THE TASK – Filter the material, keeping only lines with the word "TEAE".

EXERCISE INPUTS –
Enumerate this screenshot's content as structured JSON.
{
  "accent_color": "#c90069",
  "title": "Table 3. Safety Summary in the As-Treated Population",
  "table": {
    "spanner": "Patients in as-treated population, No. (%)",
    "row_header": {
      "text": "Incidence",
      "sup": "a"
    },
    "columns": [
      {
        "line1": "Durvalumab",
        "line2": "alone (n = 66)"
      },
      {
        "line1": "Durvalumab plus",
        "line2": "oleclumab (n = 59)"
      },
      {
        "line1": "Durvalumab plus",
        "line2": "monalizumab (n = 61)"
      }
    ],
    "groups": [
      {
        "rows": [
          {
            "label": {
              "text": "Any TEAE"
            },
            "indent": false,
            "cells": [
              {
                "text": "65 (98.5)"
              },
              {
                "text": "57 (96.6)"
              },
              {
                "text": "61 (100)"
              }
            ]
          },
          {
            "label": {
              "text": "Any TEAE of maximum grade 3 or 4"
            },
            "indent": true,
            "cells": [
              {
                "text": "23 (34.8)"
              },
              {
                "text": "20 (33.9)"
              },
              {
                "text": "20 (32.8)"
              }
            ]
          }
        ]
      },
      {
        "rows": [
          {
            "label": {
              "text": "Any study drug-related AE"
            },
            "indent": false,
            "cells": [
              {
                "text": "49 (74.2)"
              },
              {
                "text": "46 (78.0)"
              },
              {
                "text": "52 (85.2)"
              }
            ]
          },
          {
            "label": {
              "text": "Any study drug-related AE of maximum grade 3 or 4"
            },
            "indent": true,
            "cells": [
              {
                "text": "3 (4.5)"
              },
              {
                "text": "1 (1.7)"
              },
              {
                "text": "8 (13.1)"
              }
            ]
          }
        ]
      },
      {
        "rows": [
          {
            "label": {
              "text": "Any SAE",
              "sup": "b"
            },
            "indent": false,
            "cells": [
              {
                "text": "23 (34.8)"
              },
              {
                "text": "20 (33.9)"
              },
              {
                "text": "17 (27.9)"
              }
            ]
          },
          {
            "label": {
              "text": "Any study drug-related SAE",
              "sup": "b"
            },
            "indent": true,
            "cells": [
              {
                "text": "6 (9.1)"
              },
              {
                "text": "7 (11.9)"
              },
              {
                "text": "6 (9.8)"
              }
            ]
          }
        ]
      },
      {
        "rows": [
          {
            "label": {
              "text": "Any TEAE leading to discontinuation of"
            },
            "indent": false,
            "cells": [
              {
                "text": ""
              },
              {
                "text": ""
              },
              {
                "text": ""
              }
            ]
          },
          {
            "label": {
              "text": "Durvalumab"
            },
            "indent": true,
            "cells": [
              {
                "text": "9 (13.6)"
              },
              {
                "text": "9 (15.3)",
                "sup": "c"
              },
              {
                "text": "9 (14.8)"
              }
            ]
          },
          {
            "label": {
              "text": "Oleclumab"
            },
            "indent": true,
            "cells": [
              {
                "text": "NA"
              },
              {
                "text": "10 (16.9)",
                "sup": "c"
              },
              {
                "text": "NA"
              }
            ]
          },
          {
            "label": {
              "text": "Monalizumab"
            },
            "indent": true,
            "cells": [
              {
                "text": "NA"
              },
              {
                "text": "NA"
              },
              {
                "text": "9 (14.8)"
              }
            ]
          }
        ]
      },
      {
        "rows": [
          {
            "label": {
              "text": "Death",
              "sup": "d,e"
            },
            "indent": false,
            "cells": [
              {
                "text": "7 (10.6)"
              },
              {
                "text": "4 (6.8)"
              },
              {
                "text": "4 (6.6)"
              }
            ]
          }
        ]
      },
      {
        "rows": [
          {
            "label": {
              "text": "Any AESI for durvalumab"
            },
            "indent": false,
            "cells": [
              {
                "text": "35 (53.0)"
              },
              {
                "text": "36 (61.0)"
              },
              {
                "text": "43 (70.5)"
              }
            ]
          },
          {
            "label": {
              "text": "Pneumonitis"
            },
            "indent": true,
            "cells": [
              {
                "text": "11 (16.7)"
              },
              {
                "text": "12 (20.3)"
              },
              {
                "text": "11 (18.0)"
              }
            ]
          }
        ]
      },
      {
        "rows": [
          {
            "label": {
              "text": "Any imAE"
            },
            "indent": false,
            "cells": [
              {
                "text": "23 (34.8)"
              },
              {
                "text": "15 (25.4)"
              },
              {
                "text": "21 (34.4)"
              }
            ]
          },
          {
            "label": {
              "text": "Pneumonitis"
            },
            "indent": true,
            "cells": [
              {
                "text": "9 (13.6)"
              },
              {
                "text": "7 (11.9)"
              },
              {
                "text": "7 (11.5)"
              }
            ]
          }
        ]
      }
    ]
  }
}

RESPONSE TO THE TASK –
              "text": "Any TEAE"
              "text": "Any TEAE of maximum grade 3 or 4"
              "text": "Any TEAE leading to discontinuation of"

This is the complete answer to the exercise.